__Work to be completed__:
Write out the data again exactly, skipping every picture.

──────────────────────────────

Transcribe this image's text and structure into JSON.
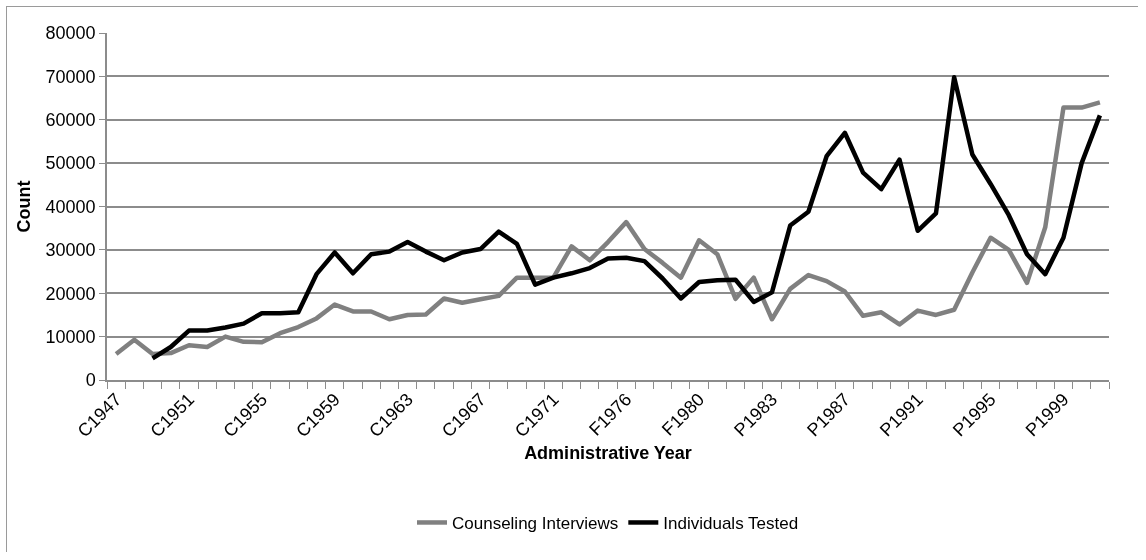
{
  "chart_data": {
    "type": "line",
    "xlabel": "Administrative Year",
    "ylabel": "Count",
    "categories": [
      "C1947",
      null,
      null,
      null,
      "C1951",
      null,
      null,
      null,
      "C1955",
      null,
      null,
      null,
      "C1959",
      null,
      null,
      null,
      "C1963",
      null,
      null,
      null,
      "C1967",
      null,
      null,
      null,
      "C1971",
      null,
      null,
      null,
      "F1976",
      null,
      null,
      null,
      "F1980",
      null,
      null,
      null,
      "P1983",
      null,
      null,
      null,
      "P1987",
      null,
      null,
      null,
      "P1991",
      null,
      null,
      null,
      "P1995",
      null,
      null,
      null,
      "P1999",
      null,
      null
    ],
    "series": [
      {
        "name": "Counseling Interviews",
        "color": "#808080",
        "values": [
          6000,
          9300,
          6000,
          6200,
          8000,
          7600,
          10000,
          8800,
          8700,
          10800,
          12200,
          14200,
          17400,
          15800,
          15800,
          14000,
          15000,
          15100,
          18800,
          17800,
          18600,
          19400,
          23600,
          23600,
          23600,
          30800,
          27600,
          31800,
          36400,
          30200,
          27000,
          23600,
          32200,
          29000,
          18700,
          23600,
          14000,
          21000,
          24200,
          22800,
          20400,
          14800,
          15600,
          12800,
          16000,
          15000,
          16200,
          24800,
          32800,
          30000,
          22400,
          35200,
          62800,
          62800,
          64000
        ]
      },
      {
        "name": "Individuals Tested",
        "color": "#000000",
        "values": [
          null,
          null,
          5000,
          7600,
          11400,
          11400,
          12100,
          13000,
          15400,
          15400,
          15600,
          24400,
          29400,
          24600,
          29000,
          29600,
          31800,
          29600,
          27600,
          29400,
          30200,
          34200,
          31400,
          22000,
          23600,
          24600,
          25800,
          28000,
          28200,
          27400,
          23400,
          18800,
          22600,
          23000,
          23100,
          18000,
          20200,
          35600,
          38800,
          51600,
          57000,
          47800,
          44000,
          50800,
          34400,
          38400,
          69800,
          52000,
          45200,
          38000,
          29000,
          24400,
          32800,
          50000,
          61000
        ]
      }
    ],
    "ylim": [
      0,
      80000
    ],
    "yticks": [
      0,
      10000,
      20000,
      30000,
      40000,
      50000,
      60000,
      70000,
      80000
    ],
    "grid": "y",
    "legend": "bottom",
    "marker": "none",
    "line_style": "solid"
  }
}
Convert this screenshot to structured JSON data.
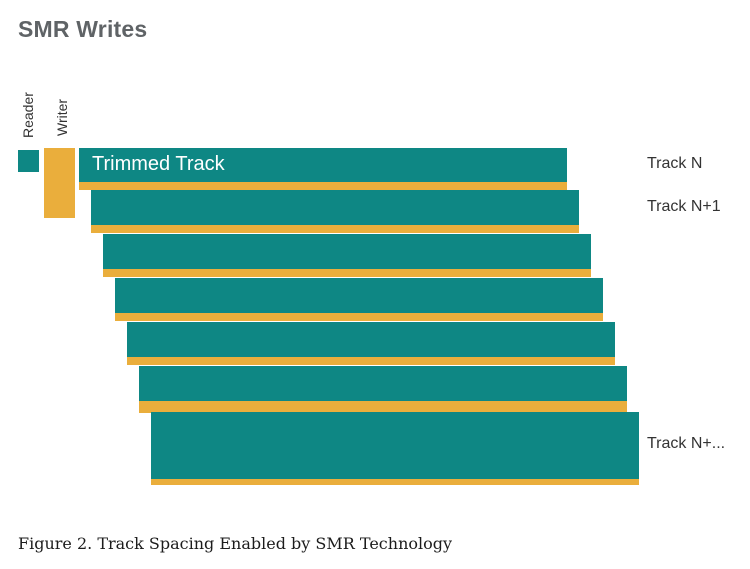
{
  "title": "SMR Writes",
  "labels": {
    "reader": "Reader",
    "writer": "Writer",
    "trimmed_track": "Trimmed Track",
    "track_n": "Track N",
    "track_n1": "Track N+1",
    "track_more": "Track N+..."
  },
  "caption": "Figure 2. Track Spacing Enabled by SMR Technology",
  "colors": {
    "track_teal": "#0e8784",
    "write_gold": "#eaae3c",
    "title_gray": "#5f6366"
  }
}
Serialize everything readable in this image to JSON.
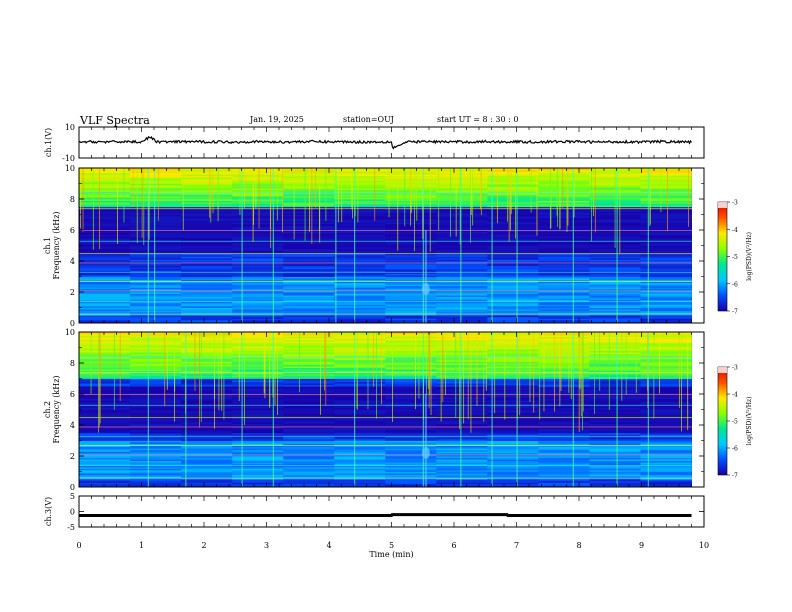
{
  "header": {
    "title": "VLF Spectra",
    "date": "Jan. 19, 2025",
    "station": "station=OUJ",
    "start_ut": "start UT =  8 : 30 : 0"
  },
  "colors": {
    "trace": "#000000",
    "background": "#ffffff",
    "colormap": [
      "#1a00a8",
      "#0050ff",
      "#00c8ff",
      "#00e890",
      "#8cff00",
      "#ffe800",
      "#ff5000",
      "#e00000",
      "#ffffff"
    ]
  },
  "chart_data": [
    {
      "type": "line",
      "ylabel": "ch.1(V)",
      "ylim": [
        -10,
        10
      ],
      "yticks": [
        "10",
        "-10"
      ],
      "x": [
        0,
        0.25,
        0.5,
        0.75,
        1.0,
        1.13,
        1.25,
        1.5,
        1.75,
        2.0,
        2.25,
        2.5,
        2.75,
        3.0,
        3.25,
        3.5,
        3.75,
        4.0,
        4.25,
        4.5,
        4.75,
        5.0,
        5.02,
        5.25,
        5.5,
        5.75,
        6.0,
        6.25,
        6.5,
        6.75,
        7.0,
        7.25,
        7.5,
        7.75,
        8.0,
        8.25,
        8.5,
        8.75,
        9.0,
        9.25,
        9.5,
        9.8
      ],
      "y": [
        0.2,
        0.5,
        0.3,
        0.6,
        0.4,
        3.5,
        0.5,
        0.3,
        0.6,
        0.4,
        0.5,
        0.2,
        0.6,
        0.4,
        0.3,
        0.5,
        0.6,
        0.4,
        0.5,
        0.3,
        0.4,
        0.5,
        -3.5,
        0.3,
        0.6,
        0.4,
        0.5,
        0.3,
        0.6,
        0.4,
        0.5,
        0.3,
        0.4,
        0.6,
        0.5,
        0.3,
        0.4,
        0.5,
        0.3,
        0.6,
        0.4,
        0.3
      ]
    },
    {
      "type": "heatmap",
      "ylabel_top": "ch.1",
      "ylabel": "Frequency (kHz)",
      "ylim": [
        0,
        10
      ],
      "yticks": [
        "0",
        "2",
        "4",
        "6",
        "8",
        "10"
      ],
      "colorbar": {
        "label": "log(PSD)(V²/Hz)",
        "range": [
          -7,
          -3
        ],
        "ticks": [
          "-3",
          "-4",
          "-5",
          "-6",
          "-7"
        ]
      },
      "features": {
        "dark_band_khz": [
          4.5,
          7.5
        ],
        "bright_band_khz": [
          7.5,
          10
        ],
        "low_band_khz": [
          0.5,
          3
        ],
        "spike_times_min": [
          1.1,
          1.2,
          2.6,
          3.1,
          4.1,
          4.4,
          5.5,
          6.1,
          6.6,
          7.0,
          7.9,
          8.6,
          9.1
        ],
        "event_time_min": 5.55,
        "event_freq_khz": 2.2
      }
    },
    {
      "type": "heatmap",
      "ylabel_top": "ch.2",
      "ylabel": "Frequency (kHz)",
      "ylim": [
        0,
        10
      ],
      "yticks": [
        "0",
        "2",
        "4",
        "6",
        "8",
        "10"
      ],
      "colorbar": {
        "label": "log(PSD)(V²/Hz)",
        "range": [
          -7,
          -3
        ],
        "ticks": [
          "-3",
          "-4",
          "-5",
          "-6",
          "-7"
        ]
      },
      "features": {
        "dark_band_khz": [
          3.5,
          6.5
        ],
        "bright_band_khz": [
          7,
          10
        ],
        "low_band_khz": [
          0.5,
          3
        ],
        "spike_times_min": [
          1.1,
          1.7,
          2.6,
          3.1,
          4.4,
          5.5,
          6.1,
          6.6,
          7.0,
          7.9,
          8.6,
          9.1
        ],
        "event_time_min": 5.55,
        "event_freq_khz": 2.2
      }
    },
    {
      "type": "line",
      "ylabel": "ch.3(V)",
      "ylim": [
        -5,
        5
      ],
      "yticks": [
        "5",
        "0",
        "-5"
      ],
      "x": [
        0,
        5.0,
        5.01,
        6.85,
        6.86,
        9.8
      ],
      "y": [
        -1.3,
        -1.3,
        -1.0,
        -1.0,
        -1.3,
        -1.3
      ],
      "xlabel": "Time (min)",
      "xlim": [
        0,
        10
      ],
      "xticks": [
        "0",
        "1",
        "2",
        "3",
        "4",
        "5",
        "6",
        "7",
        "8",
        "9",
        "10"
      ]
    }
  ]
}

──────────────────────────────

__Exercise output__:
Transcribe this image's text and structure into JSON.
{
  "chart_data": {
    "type": "line",
    "xlabel": "Administrative Year",
    "ylabel": "Count",
    "categories": [
      "C1947",
      null,
      null,
      null,
      "C1951",
      null,
      null,
      null,
      "C1955",
      null,
      null,
      null,
      "C1959",
      null,
      null,
      null,
      "C1963",
      null,
      null,
      null,
      "C1967",
      null,
      null,
      null,
      "C1971",
      null,
      null,
      null,
      "F1976",
      null,
      null,
      null,
      "F1980",
      null,
      null,
      null,
      "P1983",
      null,
      null,
      null,
      "P1987",
      null,
      null,
      null,
      "P1991",
      null,
      null,
      null,
      "P1995",
      null,
      null,
      null,
      "P1999",
      null,
      null
    ],
    "series": [
      {
        "name": "Counseling Interviews",
        "color": "#808080",
        "values": [
          6000,
          9300,
          6000,
          6200,
          8000,
          7600,
          10000,
          8800,
          8700,
          10800,
          12200,
          14200,
          17400,
          15800,
          15800,
          14000,
          15000,
          15100,
          18800,
          17800,
          18600,
          19400,
          23600,
          23600,
          23600,
          30800,
          27600,
          31800,
          36400,
          30200,
          27000,
          23600,
          32200,
          29000,
          18700,
          23600,
          14000,
          21000,
          24200,
          22800,
          20400,
          14800,
          15600,
          12800,
          16000,
          15000,
          16200,
          24800,
          32800,
          30000,
          22400,
          35200,
          62800,
          62800,
          64000
        ]
      },
      {
        "name": "Individuals Tested",
        "color": "#000000",
        "values": [
          null,
          null,
          5000,
          7600,
          11400,
          11400,
          12100,
          13000,
          15400,
          15400,
          15600,
          24400,
          29400,
          24600,
          29000,
          29600,
          31800,
          29600,
          27600,
          29400,
          30200,
          34200,
          31400,
          22000,
          23600,
          24600,
          25800,
          28000,
          28200,
          27400,
          23400,
          18800,
          22600,
          23000,
          23100,
          18000,
          20200,
          35600,
          38800,
          51600,
          57000,
          47800,
          44000,
          50800,
          34400,
          38400,
          69800,
          52000,
          45200,
          38000,
          29000,
          24400,
          32800,
          50000,
          61000
        ]
      }
    ],
    "ylim": [
      0,
      80000
    ],
    "yticks": [
      0,
      10000,
      20000,
      30000,
      40000,
      50000,
      60000,
      70000,
      80000
    ],
    "grid": "y",
    "legend": "bottom",
    "marker": "none",
    "line_style": "solid"
  }
}
Convert this screenshot to structured JSON data.
{
  "title": "SMR Writes",
  "labels": {
    "reader": "Reader",
    "writer": "Writer",
    "trimmed_track": "Trimmed Track",
    "track_n": "Track N",
    "track_n1": "Track N+1",
    "track_more": "Track N+..."
  },
  "caption": "Figure 2. Track Spacing Enabled by SMR Technology",
  "colors": {
    "track_teal": "#0e8784",
    "write_gold": "#eaae3c",
    "title_gray": "#5f6366"
  }
}
Serialize everything readable in this image to JSON.
{
  "header": {
    "title": "VLF Spectra",
    "date": "Jan. 19, 2025",
    "station": "station=OUJ",
    "start_ut": "start UT =  8 : 30 : 0"
  },
  "colors": {
    "trace": "#000000",
    "background": "#ffffff",
    "colormap": [
      "#1a00a8",
      "#0050ff",
      "#00c8ff",
      "#00e890",
      "#8cff00",
      "#ffe800",
      "#ff5000",
      "#e00000",
      "#ffffff"
    ]
  },
  "chart_data": [
    {
      "type": "line",
      "ylabel": "ch.1(V)",
      "ylim": [
        -10,
        10
      ],
      "yticks": [
        "10",
        "-10"
      ],
      "x": [
        0,
        0.25,
        0.5,
        0.75,
        1.0,
        1.13,
        1.25,
        1.5,
        1.75,
        2.0,
        2.25,
        2.5,
        2.75,
        3.0,
        3.25,
        3.5,
        3.75,
        4.0,
        4.25,
        4.5,
        4.75,
        5.0,
        5.02,
        5.25,
        5.5,
        5.75,
        6.0,
        6.25,
        6.5,
        6.75,
        7.0,
        7.25,
        7.5,
        7.75,
        8.0,
        8.25,
        8.5,
        8.75,
        9.0,
        9.25,
        9.5,
        9.8
      ],
      "y": [
        0.2,
        0.5,
        0.3,
        0.6,
        0.4,
        3.5,
        0.5,
        0.3,
        0.6,
        0.4,
        0.5,
        0.2,
        0.6,
        0.4,
        0.3,
        0.5,
        0.6,
        0.4,
        0.5,
        0.3,
        0.4,
        0.5,
        -3.5,
        0.3,
        0.6,
        0.4,
        0.5,
        0.3,
        0.6,
        0.4,
        0.5,
        0.3,
        0.4,
        0.6,
        0.5,
        0.3,
        0.4,
        0.5,
        0.3,
        0.6,
        0.4,
        0.3
      ]
    },
    {
      "type": "heatmap",
      "ylabel_top": "ch.1",
      "ylabel": "Frequency (kHz)",
      "ylim": [
        0,
        10
      ],
      "yticks": [
        "0",
        "2",
        "4",
        "6",
        "8",
        "10"
      ],
      "colorbar": {
        "label": "log(PSD)(V²/Hz)",
        "range": [
          -7,
          -3
        ],
        "ticks": [
          "-3",
          "-4",
          "-5",
          "-6",
          "-7"
        ]
      },
      "features": {
        "dark_band_khz": [
          4.5,
          7.5
        ],
        "bright_band_khz": [
          7.5,
          10
        ],
        "low_band_khz": [
          0.5,
          3
        ],
        "spike_times_min": [
          1.1,
          1.2,
          2.6,
          3.1,
          4.1,
          4.4,
          5.5,
          6.1,
          6.6,
          7.0,
          7.9,
          8.6,
          9.1
        ],
        "event_time_min": 5.55,
        "event_freq_khz": 2.2
      }
    },
    {
      "type": "heatmap",
      "ylabel_top": "ch.2",
      "ylabel": "Frequency (kHz)",
      "ylim": [
        0,
        10
      ],
      "yticks": [
        "0",
        "2",
        "4",
        "6",
        "8",
        "10"
      ],
      "colorbar": {
        "label": "log(PSD)(V²/Hz)",
        "range": [
          -7,
          -3
        ],
        "ticks": [
          "-3",
          "-4",
          "-5",
          "-6",
          "-7"
        ]
      },
      "features": {
        "dark_band_khz": [
          3.5,
          6.5
        ],
        "bright_band_khz": [
          7,
          10
        ],
        "low_band_khz": [
          0.5,
          3
        ],
        "spike_times_min": [
          1.1,
          1.7,
          2.6,
          3.1,
          4.4,
          5.5,
          6.1,
          6.6,
          7.0,
          7.9,
          8.6,
          9.1
        ],
        "event_time_min": 5.55,
        "event_freq_khz": 2.2
      }
    },
    {
      "type": "line",
      "ylabel": "ch.3(V)",
      "ylim": [
        -5,
        5
      ],
      "yticks": [
        "5",
        "0",
        "-5"
      ],
      "x": [
        0,
        5.0,
        5.01,
        6.85,
        6.86,
        9.8
      ],
      "y": [
        -1.3,
        -1.3,
        -1.0,
        -1.0,
        -1.3,
        -1.3
      ],
      "xlabel": "Time (min)",
      "xlim": [
        0,
        10
      ],
      "xticks": [
        "0",
        "1",
        "2",
        "3",
        "4",
        "5",
        "6",
        "7",
        "8",
        "9",
        "10"
      ]
    }
  ]
}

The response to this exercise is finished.